About this task. Start at the first record below and retype through the last, exactly.

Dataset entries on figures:
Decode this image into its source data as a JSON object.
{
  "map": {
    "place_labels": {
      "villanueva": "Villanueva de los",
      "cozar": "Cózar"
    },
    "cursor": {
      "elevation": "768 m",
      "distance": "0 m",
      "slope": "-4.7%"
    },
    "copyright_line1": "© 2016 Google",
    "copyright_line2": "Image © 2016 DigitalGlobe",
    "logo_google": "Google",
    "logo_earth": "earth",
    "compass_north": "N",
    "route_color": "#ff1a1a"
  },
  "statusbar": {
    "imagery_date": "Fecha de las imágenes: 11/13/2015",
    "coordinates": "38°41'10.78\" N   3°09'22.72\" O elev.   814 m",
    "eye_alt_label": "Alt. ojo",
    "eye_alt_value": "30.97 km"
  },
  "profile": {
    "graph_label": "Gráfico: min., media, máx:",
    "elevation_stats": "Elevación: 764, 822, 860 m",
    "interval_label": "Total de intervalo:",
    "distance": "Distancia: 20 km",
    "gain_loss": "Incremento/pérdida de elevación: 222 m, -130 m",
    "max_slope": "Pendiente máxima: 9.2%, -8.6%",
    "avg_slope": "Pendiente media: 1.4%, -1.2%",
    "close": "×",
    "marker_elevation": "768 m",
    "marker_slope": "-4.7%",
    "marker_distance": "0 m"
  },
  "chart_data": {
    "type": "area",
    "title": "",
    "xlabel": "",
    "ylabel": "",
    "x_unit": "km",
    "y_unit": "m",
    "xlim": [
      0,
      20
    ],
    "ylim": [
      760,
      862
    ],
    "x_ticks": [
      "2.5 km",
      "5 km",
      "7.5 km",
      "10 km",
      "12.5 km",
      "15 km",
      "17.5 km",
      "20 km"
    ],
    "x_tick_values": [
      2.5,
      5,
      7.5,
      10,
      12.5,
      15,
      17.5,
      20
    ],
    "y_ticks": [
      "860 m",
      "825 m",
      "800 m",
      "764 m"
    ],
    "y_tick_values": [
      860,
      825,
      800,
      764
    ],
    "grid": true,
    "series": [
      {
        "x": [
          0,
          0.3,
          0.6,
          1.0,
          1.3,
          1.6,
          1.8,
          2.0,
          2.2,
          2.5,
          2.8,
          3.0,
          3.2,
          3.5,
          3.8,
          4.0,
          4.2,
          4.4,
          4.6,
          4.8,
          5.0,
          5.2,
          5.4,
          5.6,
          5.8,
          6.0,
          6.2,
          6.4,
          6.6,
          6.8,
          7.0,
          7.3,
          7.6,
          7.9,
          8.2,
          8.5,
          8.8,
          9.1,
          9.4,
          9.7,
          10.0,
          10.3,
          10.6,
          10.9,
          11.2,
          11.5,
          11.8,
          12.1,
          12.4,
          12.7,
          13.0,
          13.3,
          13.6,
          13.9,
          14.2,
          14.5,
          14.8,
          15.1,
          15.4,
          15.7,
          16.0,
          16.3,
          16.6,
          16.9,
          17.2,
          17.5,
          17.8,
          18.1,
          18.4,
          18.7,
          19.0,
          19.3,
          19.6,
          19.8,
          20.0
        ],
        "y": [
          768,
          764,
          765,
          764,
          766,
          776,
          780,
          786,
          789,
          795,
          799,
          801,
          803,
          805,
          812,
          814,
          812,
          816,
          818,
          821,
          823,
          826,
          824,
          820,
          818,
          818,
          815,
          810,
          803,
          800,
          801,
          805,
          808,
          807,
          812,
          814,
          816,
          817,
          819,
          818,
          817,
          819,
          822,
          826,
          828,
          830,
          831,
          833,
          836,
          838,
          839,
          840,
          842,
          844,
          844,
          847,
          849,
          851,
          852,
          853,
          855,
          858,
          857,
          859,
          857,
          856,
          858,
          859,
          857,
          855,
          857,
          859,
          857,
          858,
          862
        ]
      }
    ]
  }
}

Reply to the exercise.
Decode this image into its source data as a JSON object.
{
  "map": {
    "place_labels": {
      "villanueva": "Villanueva de los",
      "cozar": "Cózar"
    },
    "cursor": {
      "elevation": "768 m",
      "distance": "0 m",
      "slope": "-4.7%"
    },
    "copyright_line1": "© 2016 Google",
    "copyright_line2": "Image © 2016 DigitalGlobe",
    "logo_google": "Google",
    "logo_earth": "earth",
    "compass_north": "N",
    "route_color": "#ff1a1a"
  },
  "statusbar": {
    "imagery_date": "Fecha de las imágenes: 11/13/2015",
    "coordinates": "38°41'10.78\" N   3°09'22.72\" O elev.   814 m",
    "eye_alt_label": "Alt. ojo",
    "eye_alt_value": "30.97 km"
  },
  "profile": {
    "graph_label": "Gráfico: min., media, máx:",
    "elevation_stats": "Elevación: 764, 822, 860 m",
    "interval_label": "Total de intervalo:",
    "distance": "Distancia: 20 km",
    "gain_loss": "Incremento/pérdida de elevación: 222 m, -130 m",
    "max_slope": "Pendiente máxima: 9.2%, -8.6%",
    "avg_slope": "Pendiente media: 1.4%, -1.2%",
    "close": "×",
    "marker_elevation": "768 m",
    "marker_slope": "-4.7%",
    "marker_distance": "0 m"
  },
  "chart_data": {
    "type": "area",
    "title": "",
    "xlabel": "",
    "ylabel": "",
    "x_unit": "km",
    "y_unit": "m",
    "xlim": [
      0,
      20
    ],
    "ylim": [
      760,
      862
    ],
    "x_ticks": [
      "2.5 km",
      "5 km",
      "7.5 km",
      "10 km",
      "12.5 km",
      "15 km",
      "17.5 km",
      "20 km"
    ],
    "x_tick_values": [
      2.5,
      5,
      7.5,
      10,
      12.5,
      15,
      17.5,
      20
    ],
    "y_ticks": [
      "860 m",
      "825 m",
      "800 m",
      "764 m"
    ],
    "y_tick_values": [
      860,
      825,
      800,
      764
    ],
    "grid": true,
    "series": [
      {
        "x": [
          0,
          0.3,
          0.6,
          1.0,
          1.3,
          1.6,
          1.8,
          2.0,
          2.2,
          2.5,
          2.8,
          3.0,
          3.2,
          3.5,
          3.8,
          4.0,
          4.2,
          4.4,
          4.6,
          4.8,
          5.0,
          5.2,
          5.4,
          5.6,
          5.8,
          6.0,
          6.2,
          6.4,
          6.6,
          6.8,
          7.0,
          7.3,
          7.6,
          7.9,
          8.2,
          8.5,
          8.8,
          9.1,
          9.4,
          9.7,
          10.0,
          10.3,
          10.6,
          10.9,
          11.2,
          11.5,
          11.8,
          12.1,
          12.4,
          12.7,
          13.0,
          13.3,
          13.6,
          13.9,
          14.2,
          14.5,
          14.8,
          15.1,
          15.4,
          15.7,
          16.0,
          16.3,
          16.6,
          16.9,
          17.2,
          17.5,
          17.8,
          18.1,
          18.4,
          18.7,
          19.0,
          19.3,
          19.6,
          19.8,
          20.0
        ],
        "y": [
          768,
          764,
          765,
          764,
          766,
          776,
          780,
          786,
          789,
          795,
          799,
          801,
          803,
          805,
          812,
          814,
          812,
          816,
          818,
          821,
          823,
          826,
          824,
          820,
          818,
          818,
          815,
          810,
          803,
          800,
          801,
          805,
          808,
          807,
          812,
          814,
          816,
          817,
          819,
          818,
          817,
          819,
          822,
          826,
          828,
          830,
          831,
          833,
          836,
          838,
          839,
          840,
          842,
          844,
          844,
          847,
          849,
          851,
          852,
          853,
          855,
          858,
          857,
          859,
          857,
          856,
          858,
          859,
          857,
          855,
          857,
          859,
          857,
          858,
          862
        ]
      }
    ]
  }
}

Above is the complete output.